- [Data records]

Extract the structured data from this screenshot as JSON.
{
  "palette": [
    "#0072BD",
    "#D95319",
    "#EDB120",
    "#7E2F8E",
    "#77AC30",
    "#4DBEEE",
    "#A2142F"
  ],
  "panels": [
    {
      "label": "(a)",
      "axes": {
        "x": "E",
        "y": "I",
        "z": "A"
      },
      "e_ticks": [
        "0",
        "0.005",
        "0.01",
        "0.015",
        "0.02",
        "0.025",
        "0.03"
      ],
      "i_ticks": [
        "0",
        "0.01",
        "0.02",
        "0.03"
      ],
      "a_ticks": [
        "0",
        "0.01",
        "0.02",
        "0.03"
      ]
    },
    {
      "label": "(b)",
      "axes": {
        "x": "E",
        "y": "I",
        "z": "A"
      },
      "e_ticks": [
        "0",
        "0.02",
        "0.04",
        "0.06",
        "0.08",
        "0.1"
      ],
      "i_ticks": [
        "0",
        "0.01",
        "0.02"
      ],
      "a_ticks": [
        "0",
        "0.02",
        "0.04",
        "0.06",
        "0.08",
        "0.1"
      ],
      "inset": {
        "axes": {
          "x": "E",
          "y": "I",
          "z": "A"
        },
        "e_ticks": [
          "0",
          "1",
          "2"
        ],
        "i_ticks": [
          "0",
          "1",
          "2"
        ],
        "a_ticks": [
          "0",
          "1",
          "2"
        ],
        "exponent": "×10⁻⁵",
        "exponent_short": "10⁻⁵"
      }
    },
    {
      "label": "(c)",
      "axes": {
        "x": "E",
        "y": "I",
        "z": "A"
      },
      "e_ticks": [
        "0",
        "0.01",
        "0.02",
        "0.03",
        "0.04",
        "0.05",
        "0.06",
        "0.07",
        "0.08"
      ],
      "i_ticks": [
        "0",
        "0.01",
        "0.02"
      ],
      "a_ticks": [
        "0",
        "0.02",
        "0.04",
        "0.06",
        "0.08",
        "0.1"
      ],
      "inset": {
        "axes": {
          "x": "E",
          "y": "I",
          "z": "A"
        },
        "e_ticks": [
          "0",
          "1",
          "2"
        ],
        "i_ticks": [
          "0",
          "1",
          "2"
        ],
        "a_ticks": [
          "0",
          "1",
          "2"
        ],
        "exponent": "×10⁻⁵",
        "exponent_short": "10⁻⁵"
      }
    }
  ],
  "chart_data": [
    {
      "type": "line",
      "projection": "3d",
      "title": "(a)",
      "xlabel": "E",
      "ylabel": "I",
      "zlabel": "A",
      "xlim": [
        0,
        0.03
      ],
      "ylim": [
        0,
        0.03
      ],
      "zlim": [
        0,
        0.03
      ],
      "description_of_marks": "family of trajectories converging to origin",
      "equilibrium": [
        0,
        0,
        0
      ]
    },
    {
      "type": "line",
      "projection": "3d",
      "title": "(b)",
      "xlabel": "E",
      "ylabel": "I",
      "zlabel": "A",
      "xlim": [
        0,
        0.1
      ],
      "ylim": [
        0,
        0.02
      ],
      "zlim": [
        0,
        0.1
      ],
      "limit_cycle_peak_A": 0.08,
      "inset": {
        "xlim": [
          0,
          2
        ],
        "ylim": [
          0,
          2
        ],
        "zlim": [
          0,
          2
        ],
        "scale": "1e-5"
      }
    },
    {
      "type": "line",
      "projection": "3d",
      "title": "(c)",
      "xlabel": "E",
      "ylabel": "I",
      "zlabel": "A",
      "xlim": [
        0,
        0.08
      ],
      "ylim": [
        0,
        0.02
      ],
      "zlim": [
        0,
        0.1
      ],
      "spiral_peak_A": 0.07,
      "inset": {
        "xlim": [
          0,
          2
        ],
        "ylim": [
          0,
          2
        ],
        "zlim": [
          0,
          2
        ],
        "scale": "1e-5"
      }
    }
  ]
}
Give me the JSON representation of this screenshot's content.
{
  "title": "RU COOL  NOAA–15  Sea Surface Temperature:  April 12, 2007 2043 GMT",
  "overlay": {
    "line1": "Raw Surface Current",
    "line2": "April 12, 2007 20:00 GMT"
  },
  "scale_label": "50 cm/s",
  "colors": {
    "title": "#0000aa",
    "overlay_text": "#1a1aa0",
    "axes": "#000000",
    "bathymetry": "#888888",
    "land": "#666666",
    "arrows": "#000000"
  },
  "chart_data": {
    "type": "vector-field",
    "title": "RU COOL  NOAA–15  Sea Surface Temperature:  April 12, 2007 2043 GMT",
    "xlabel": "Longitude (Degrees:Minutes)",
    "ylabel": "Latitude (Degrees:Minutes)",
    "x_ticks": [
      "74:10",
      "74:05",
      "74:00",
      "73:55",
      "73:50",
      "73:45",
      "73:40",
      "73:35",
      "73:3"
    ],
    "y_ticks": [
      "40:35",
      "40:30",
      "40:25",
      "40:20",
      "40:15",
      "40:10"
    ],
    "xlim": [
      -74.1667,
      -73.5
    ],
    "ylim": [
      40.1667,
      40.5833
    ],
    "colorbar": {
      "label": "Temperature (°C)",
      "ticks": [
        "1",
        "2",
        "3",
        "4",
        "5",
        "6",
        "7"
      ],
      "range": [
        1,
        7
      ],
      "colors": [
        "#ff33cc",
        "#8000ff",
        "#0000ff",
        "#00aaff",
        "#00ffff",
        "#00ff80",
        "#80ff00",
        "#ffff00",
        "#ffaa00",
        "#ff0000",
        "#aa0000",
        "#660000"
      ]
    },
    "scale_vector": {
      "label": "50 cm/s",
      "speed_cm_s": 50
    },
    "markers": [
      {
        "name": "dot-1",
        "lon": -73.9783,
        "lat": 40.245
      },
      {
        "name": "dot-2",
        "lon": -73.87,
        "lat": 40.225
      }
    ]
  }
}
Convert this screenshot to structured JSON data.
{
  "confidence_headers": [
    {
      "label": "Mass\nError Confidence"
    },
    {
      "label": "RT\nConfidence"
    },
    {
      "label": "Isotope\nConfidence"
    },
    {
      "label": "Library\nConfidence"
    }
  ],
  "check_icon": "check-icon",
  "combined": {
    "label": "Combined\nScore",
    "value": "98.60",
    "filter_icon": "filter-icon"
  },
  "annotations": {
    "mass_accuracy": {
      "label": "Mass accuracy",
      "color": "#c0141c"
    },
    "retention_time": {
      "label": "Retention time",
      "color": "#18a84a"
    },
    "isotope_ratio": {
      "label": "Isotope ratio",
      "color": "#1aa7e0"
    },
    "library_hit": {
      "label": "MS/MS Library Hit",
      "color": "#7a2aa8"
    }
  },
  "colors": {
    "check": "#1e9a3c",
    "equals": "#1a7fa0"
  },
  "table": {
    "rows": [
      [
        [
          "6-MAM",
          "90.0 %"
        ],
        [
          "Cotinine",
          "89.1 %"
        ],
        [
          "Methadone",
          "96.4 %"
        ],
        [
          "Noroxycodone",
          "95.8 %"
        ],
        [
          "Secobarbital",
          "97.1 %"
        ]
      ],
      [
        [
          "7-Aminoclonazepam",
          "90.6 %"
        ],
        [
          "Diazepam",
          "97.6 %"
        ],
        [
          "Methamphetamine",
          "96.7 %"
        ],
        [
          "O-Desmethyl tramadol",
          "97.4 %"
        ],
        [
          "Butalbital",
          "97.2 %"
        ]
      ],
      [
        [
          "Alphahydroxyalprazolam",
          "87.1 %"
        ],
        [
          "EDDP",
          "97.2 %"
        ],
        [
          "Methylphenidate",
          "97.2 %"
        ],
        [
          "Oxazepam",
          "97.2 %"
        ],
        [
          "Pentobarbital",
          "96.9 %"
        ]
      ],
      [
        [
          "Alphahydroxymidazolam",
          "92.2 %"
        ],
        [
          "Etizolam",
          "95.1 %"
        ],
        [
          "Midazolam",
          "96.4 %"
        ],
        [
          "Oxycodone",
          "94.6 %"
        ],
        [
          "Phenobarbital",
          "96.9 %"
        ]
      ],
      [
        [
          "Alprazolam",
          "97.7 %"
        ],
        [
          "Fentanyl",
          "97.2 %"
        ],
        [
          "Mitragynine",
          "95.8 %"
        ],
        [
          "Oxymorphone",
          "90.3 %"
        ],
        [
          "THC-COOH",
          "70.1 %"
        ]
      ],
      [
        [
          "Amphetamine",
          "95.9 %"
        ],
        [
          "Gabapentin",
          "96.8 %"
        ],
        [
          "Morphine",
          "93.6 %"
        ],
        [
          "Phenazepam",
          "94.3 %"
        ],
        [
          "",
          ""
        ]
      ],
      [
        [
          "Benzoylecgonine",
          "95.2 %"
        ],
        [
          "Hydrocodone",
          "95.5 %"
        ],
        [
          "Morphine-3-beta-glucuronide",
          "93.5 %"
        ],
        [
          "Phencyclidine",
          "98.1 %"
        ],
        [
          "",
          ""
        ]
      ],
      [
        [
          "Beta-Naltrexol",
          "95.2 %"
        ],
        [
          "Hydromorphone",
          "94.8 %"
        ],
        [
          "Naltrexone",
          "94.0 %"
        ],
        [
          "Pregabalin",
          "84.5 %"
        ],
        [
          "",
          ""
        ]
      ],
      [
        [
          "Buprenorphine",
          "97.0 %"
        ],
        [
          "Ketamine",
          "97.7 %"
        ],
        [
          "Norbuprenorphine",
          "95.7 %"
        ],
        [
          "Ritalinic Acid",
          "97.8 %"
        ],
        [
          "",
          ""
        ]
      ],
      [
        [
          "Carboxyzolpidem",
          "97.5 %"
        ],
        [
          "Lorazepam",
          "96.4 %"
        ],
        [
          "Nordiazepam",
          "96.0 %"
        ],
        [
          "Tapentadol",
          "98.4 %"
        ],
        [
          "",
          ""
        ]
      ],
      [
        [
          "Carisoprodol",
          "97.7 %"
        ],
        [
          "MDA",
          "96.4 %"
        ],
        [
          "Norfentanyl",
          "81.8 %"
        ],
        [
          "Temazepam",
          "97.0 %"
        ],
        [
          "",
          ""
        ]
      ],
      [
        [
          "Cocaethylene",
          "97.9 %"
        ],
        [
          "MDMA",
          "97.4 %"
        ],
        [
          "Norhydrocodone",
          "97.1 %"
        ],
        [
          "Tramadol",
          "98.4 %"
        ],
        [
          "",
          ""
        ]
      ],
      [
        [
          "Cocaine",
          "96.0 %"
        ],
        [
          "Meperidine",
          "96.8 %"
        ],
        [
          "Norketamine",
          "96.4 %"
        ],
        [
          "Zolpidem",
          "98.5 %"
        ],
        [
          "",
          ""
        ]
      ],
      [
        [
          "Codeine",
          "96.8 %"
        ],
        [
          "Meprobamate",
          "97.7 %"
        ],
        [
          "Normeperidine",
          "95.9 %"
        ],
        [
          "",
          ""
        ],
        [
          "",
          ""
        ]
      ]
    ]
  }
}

- [Requirement] Pull every line containing the word "April" out of the material and copy it.

- [Completed task]
  "title": "RU COOL  NOAA–15  Sea Surface Temperature:  April 12, 2007 2043 GMT",
    "line2": "April 12, 2007 20:00 GMT"
    "title": "RU COOL  NOAA–15  Sea Surface Temperature:  April 12, 2007 2043 GMT",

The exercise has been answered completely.